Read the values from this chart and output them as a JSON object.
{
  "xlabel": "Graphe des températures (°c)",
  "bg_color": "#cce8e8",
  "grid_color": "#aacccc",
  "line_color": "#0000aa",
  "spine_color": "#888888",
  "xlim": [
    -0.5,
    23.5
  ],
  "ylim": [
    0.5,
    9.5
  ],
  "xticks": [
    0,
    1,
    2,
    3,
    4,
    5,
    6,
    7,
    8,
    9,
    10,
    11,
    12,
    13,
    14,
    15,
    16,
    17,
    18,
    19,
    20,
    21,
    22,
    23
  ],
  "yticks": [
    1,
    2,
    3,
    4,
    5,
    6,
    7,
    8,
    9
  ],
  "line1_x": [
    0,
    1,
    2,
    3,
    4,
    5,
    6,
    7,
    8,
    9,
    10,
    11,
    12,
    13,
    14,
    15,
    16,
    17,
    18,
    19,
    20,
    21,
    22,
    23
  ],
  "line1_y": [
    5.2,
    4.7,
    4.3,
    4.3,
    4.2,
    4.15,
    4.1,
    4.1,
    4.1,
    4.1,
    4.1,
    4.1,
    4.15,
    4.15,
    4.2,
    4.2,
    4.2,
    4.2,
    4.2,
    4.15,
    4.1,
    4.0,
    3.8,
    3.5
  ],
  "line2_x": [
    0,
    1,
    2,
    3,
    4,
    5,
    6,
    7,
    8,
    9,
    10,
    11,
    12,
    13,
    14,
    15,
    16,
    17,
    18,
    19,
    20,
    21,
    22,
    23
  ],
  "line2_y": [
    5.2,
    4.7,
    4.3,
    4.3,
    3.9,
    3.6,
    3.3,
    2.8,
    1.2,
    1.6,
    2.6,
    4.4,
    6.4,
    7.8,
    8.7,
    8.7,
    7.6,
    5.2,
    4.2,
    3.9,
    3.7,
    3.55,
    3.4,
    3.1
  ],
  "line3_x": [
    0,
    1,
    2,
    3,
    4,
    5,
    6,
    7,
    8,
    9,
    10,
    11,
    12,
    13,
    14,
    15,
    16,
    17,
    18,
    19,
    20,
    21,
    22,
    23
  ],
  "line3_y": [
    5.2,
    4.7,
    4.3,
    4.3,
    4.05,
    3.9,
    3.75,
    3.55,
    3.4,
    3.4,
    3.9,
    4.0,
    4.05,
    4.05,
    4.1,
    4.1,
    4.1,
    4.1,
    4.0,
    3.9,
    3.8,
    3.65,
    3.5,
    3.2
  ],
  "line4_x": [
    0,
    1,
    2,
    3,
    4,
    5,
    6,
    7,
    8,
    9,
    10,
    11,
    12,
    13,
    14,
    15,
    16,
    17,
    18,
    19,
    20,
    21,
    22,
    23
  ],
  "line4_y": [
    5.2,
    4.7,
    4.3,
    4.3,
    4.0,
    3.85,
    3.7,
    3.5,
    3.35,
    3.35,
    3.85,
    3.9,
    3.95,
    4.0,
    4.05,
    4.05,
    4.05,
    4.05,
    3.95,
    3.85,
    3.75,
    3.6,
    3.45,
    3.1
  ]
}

● **Stated goal**: Return each line of the data exactly as written above.

● **Task response**:
Read the values from this chart and output them as a JSON object.
{
  "xlabel": "Graphe des températures (°c)",
  "bg_color": "#cce8e8",
  "grid_color": "#aacccc",
  "line_color": "#0000aa",
  "spine_color": "#888888",
  "xlim": [
    -0.5,
    23.5
  ],
  "ylim": [
    0.5,
    9.5
  ],
  "xticks": [
    0,
    1,
    2,
    3,
    4,
    5,
    6,
    7,
    8,
    9,
    10,
    11,
    12,
    13,
    14,
    15,
    16,
    17,
    18,
    19,
    20,
    21,
    22,
    23
  ],
  "yticks": [
    1,
    2,
    3,
    4,
    5,
    6,
    7,
    8,
    9
  ],
  "line1_x": [
    0,
    1,
    2,
    3,
    4,
    5,
    6,
    7,
    8,
    9,
    10,
    11,
    12,
    13,
    14,
    15,
    16,
    17,
    18,
    19,
    20,
    21,
    22,
    23
  ],
  "line1_y": [
    5.2,
    4.7,
    4.3,
    4.3,
    4.2,
    4.15,
    4.1,
    4.1,
    4.1,
    4.1,
    4.1,
    4.1,
    4.15,
    4.15,
    4.2,
    4.2,
    4.2,
    4.2,
    4.2,
    4.15,
    4.1,
    4.0,
    3.8,
    3.5
  ],
  "line2_x": [
    0,
    1,
    2,
    3,
    4,
    5,
    6,
    7,
    8,
    9,
    10,
    11,
    12,
    13,
    14,
    15,
    16,
    17,
    18,
    19,
    20,
    21,
    22,
    23
  ],
  "line2_y": [
    5.2,
    4.7,
    4.3,
    4.3,
    3.9,
    3.6,
    3.3,
    2.8,
    1.2,
    1.6,
    2.6,
    4.4,
    6.4,
    7.8,
    8.7,
    8.7,
    7.6,
    5.2,
    4.2,
    3.9,
    3.7,
    3.55,
    3.4,
    3.1
  ],
  "line3_x": [
    0,
    1,
    2,
    3,
    4,
    5,
    6,
    7,
    8,
    9,
    10,
    11,
    12,
    13,
    14,
    15,
    16,
    17,
    18,
    19,
    20,
    21,
    22,
    23
  ],
  "line3_y": [
    5.2,
    4.7,
    4.3,
    4.3,
    4.05,
    3.9,
    3.75,
    3.55,
    3.4,
    3.4,
    3.9,
    4.0,
    4.05,
    4.05,
    4.1,
    4.1,
    4.1,
    4.1,
    4.0,
    3.9,
    3.8,
    3.65,
    3.5,
    3.2
  ],
  "line4_x": [
    0,
    1,
    2,
    3,
    4,
    5,
    6,
    7,
    8,
    9,
    10,
    11,
    12,
    13,
    14,
    15,
    16,
    17,
    18,
    19,
    20,
    21,
    22,
    23
  ],
  "line4_y": [
    5.2,
    4.7,
    4.3,
    4.3,
    4.0,
    3.85,
    3.7,
    3.5,
    3.35,
    3.35,
    3.85,
    3.9,
    3.95,
    4.0,
    4.05,
    4.05,
    4.05,
    4.05,
    3.95,
    3.85,
    3.75,
    3.6,
    3.45,
    3.1
  ]
}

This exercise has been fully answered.